PROBLEM DESCRIPTION: Copy out each line of the data that holds the word "object".

'''

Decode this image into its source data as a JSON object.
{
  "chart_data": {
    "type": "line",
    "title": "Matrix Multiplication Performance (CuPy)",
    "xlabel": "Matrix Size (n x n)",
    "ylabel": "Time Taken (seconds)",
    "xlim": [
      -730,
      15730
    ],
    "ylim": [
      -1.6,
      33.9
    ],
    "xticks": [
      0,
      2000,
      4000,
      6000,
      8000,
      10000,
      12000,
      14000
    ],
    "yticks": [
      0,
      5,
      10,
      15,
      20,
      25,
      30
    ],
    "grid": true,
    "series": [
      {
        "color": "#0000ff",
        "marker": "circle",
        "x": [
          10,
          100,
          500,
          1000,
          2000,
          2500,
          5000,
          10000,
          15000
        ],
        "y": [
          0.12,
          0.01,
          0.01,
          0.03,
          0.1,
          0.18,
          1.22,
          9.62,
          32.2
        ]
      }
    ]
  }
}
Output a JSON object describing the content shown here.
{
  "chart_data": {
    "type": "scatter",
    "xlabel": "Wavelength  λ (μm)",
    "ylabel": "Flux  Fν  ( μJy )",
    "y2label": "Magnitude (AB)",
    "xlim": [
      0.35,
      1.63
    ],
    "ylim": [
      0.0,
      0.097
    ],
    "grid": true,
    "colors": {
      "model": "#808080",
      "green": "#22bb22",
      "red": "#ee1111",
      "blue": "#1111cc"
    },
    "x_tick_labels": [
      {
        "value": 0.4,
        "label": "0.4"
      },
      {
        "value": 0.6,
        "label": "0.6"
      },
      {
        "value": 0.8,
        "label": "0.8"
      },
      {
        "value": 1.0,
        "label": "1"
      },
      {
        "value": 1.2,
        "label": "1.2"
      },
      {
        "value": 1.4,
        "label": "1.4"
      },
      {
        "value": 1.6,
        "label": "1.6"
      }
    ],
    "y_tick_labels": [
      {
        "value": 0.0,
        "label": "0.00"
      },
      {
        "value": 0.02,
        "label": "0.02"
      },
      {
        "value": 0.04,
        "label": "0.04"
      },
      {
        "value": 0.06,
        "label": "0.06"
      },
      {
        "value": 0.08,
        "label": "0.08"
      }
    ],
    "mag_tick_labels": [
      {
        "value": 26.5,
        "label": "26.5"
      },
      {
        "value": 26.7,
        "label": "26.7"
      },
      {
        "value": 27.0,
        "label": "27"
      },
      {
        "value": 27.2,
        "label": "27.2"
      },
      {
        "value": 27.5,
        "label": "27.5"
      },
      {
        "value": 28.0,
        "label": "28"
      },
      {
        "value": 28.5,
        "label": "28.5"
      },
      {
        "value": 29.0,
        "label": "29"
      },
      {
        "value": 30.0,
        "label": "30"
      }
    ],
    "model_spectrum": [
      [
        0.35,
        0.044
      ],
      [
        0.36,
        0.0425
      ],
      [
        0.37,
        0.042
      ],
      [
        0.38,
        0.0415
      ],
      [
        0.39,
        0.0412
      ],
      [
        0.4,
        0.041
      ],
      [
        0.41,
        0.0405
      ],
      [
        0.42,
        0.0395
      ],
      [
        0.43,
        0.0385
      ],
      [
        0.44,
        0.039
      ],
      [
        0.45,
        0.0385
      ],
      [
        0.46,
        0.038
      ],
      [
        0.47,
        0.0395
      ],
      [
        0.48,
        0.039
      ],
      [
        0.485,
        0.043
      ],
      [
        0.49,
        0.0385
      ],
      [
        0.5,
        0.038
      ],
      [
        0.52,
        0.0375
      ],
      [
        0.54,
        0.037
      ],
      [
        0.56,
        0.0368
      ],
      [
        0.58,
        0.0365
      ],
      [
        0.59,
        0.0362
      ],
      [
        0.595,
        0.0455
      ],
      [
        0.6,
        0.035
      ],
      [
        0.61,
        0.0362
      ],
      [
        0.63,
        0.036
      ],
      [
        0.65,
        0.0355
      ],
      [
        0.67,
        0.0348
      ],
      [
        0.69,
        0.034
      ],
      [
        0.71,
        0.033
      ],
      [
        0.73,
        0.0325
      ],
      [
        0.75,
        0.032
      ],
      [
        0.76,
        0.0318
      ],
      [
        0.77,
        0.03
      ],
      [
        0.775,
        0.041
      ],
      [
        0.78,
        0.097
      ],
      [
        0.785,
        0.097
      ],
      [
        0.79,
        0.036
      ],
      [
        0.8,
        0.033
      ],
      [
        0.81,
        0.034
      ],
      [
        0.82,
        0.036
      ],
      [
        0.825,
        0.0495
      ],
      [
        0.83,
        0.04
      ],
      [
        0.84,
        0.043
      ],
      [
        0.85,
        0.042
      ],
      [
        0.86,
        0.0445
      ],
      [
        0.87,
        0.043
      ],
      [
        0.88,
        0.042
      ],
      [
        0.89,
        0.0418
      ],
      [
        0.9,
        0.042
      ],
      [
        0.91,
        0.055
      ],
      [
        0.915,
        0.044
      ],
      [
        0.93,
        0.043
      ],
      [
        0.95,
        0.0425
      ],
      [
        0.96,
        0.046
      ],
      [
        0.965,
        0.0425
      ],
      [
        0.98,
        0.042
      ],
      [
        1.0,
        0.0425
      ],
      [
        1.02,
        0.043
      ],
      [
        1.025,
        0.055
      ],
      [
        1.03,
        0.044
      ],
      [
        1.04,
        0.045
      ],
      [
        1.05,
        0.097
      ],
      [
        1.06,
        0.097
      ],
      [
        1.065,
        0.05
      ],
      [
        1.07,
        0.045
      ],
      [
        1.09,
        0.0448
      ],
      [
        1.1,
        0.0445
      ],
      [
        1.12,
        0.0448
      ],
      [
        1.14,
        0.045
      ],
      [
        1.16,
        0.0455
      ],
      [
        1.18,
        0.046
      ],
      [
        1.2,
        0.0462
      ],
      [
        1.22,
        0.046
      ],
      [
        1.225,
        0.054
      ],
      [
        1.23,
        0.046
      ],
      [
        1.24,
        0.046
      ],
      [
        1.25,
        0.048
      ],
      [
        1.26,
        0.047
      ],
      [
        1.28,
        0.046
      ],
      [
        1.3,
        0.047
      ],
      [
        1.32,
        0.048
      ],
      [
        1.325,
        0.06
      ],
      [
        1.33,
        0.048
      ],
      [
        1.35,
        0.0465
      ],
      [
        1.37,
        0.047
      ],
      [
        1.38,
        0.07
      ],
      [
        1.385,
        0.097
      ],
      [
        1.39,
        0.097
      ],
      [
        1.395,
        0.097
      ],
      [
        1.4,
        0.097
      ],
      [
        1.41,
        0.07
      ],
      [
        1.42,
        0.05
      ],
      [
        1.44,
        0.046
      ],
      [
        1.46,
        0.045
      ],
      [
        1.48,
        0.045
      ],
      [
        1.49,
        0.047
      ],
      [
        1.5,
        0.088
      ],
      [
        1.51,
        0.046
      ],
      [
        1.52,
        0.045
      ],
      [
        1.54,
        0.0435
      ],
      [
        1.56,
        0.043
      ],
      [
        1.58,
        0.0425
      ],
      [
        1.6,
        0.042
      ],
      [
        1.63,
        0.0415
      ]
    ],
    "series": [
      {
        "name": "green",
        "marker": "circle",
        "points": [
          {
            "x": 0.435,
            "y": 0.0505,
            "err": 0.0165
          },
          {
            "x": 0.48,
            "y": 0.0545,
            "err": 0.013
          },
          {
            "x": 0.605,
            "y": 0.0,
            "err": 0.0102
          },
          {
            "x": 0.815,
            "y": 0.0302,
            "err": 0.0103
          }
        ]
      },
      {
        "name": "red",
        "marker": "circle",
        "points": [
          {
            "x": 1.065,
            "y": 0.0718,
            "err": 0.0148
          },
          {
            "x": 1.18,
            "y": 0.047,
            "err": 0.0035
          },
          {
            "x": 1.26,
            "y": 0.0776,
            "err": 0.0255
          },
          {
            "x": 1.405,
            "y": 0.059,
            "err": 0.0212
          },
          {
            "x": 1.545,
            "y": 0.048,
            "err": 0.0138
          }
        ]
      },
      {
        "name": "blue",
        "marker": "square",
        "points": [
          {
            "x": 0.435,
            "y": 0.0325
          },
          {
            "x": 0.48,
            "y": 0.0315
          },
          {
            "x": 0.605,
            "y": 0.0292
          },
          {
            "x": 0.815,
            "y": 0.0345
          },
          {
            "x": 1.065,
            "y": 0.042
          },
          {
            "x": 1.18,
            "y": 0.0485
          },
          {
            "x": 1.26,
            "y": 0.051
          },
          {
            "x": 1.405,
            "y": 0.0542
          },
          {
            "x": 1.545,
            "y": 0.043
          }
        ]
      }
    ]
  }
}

'''

RESPONSE TO THE EXERCISE:
Decode this image into its source data as a JSON object.
Output a JSON object describing the content shown here.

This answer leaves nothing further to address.